#### Source material
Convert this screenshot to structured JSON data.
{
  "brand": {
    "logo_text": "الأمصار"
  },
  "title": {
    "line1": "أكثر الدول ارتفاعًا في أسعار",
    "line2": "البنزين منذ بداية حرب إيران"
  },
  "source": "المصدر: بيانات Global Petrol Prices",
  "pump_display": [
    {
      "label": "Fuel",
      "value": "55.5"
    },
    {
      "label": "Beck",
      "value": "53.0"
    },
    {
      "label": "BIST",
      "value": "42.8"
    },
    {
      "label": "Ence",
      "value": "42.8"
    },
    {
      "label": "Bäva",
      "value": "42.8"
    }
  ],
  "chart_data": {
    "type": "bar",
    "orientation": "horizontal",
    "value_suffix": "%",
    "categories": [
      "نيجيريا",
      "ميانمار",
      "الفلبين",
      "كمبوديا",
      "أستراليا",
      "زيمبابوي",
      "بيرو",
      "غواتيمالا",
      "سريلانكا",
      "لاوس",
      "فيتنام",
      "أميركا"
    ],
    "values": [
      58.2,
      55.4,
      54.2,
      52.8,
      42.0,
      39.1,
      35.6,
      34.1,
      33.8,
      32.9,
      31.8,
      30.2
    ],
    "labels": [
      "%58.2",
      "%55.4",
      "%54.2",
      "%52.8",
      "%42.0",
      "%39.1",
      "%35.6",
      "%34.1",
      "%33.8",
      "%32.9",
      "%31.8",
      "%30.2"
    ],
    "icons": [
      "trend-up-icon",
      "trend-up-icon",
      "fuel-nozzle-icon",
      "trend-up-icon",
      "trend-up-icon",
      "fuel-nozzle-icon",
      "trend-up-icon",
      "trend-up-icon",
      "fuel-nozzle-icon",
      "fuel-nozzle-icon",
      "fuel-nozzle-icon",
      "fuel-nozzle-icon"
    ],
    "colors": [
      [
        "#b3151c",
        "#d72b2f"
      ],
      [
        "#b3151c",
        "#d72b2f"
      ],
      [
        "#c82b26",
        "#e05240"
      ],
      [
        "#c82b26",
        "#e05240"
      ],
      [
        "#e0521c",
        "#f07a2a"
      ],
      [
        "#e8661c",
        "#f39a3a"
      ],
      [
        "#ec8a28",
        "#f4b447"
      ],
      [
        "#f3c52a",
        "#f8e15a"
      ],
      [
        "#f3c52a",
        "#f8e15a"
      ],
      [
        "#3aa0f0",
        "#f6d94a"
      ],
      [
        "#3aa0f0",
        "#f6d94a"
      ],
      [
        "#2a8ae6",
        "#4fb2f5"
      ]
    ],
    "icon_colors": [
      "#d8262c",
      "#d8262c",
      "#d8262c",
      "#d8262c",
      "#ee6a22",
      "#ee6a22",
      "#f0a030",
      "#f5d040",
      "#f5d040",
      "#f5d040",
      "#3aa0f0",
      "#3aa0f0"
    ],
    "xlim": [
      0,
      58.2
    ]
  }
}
########
--- What to produce ---
Return every entry verbatim.

--- Exercise output ---
Convert this screenshot to structured JSON data.
{
  "brand": {
    "logo_text": "الأمصار"
  },
  "title": {
    "line1": "أكثر الدول ارتفاعًا في أسعار",
    "line2": "البنزين منذ بداية حرب إيران"
  },
  "source": "المصدر: بيانات Global Petrol Prices",
  "pump_display": [
    {
      "label": "Fuel",
      "value": "55.5"
    },
    {
      "label": "Beck",
      "value": "53.0"
    },
    {
      "label": "BIST",
      "value": "42.8"
    },
    {
      "label": "Ence",
      "value": "42.8"
    },
    {
      "label": "Bäva",
      "value": "42.8"
    }
  ],
  "chart_data": {
    "type": "bar",
    "orientation": "horizontal",
    "value_suffix": "%",
    "categories": [
      "نيجيريا",
      "ميانمار",
      "الفلبين",
      "كمبوديا",
      "أستراليا",
      "زيمبابوي",
      "بيرو",
      "غواتيمالا",
      "سريلانكا",
      "لاوس",
      "فيتنام",
      "أميركا"
    ],
    "values": [
      58.2,
      55.4,
      54.2,
      52.8,
      42.0,
      39.1,
      35.6,
      34.1,
      33.8,
      32.9,
      31.8,
      30.2
    ],
    "labels": [
      "%58.2",
      "%55.4",
      "%54.2",
      "%52.8",
      "%42.0",
      "%39.1",
      "%35.6",
      "%34.1",
      "%33.8",
      "%32.9",
      "%31.8",
      "%30.2"
    ],
    "icons": [
      "trend-up-icon",
      "trend-up-icon",
      "fuel-nozzle-icon",
      "trend-up-icon",
      "trend-up-icon",
      "fuel-nozzle-icon",
      "trend-up-icon",
      "trend-up-icon",
      "fuel-nozzle-icon",
      "fuel-nozzle-icon",
      "fuel-nozzle-icon",
      "fuel-nozzle-icon"
    ],
    "colors": [
      [
        "#b3151c",
        "#d72b2f"
      ],
      [
        "#b3151c",
        "#d72b2f"
      ],
      [
        "#c82b26",
        "#e05240"
      ],
      [
        "#c82b26",
        "#e05240"
      ],
      [
        "#e0521c",
        "#f07a2a"
      ],
      [
        "#e8661c",
        "#f39a3a"
      ],
      [
        "#ec8a28",
        "#f4b447"
      ],
      [
        "#f3c52a",
        "#f8e15a"
      ],
      [
        "#f3c52a",
        "#f8e15a"
      ],
      [
        "#3aa0f0",
        "#f6d94a"
      ],
      [
        "#3aa0f0",
        "#f6d94a"
      ],
      [
        "#2a8ae6",
        "#4fb2f5"
      ]
    ],
    "icon_colors": [
      "#d8262c",
      "#d8262c",
      "#d8262c",
      "#d8262c",
      "#ee6a22",
      "#ee6a22",
      "#f0a030",
      "#f5d040",
      "#f5d040",
      "#f5d040",
      "#3aa0f0",
      "#3aa0f0"
    ],
    "xlim": [
      0,
      58.2
    ]
  }
}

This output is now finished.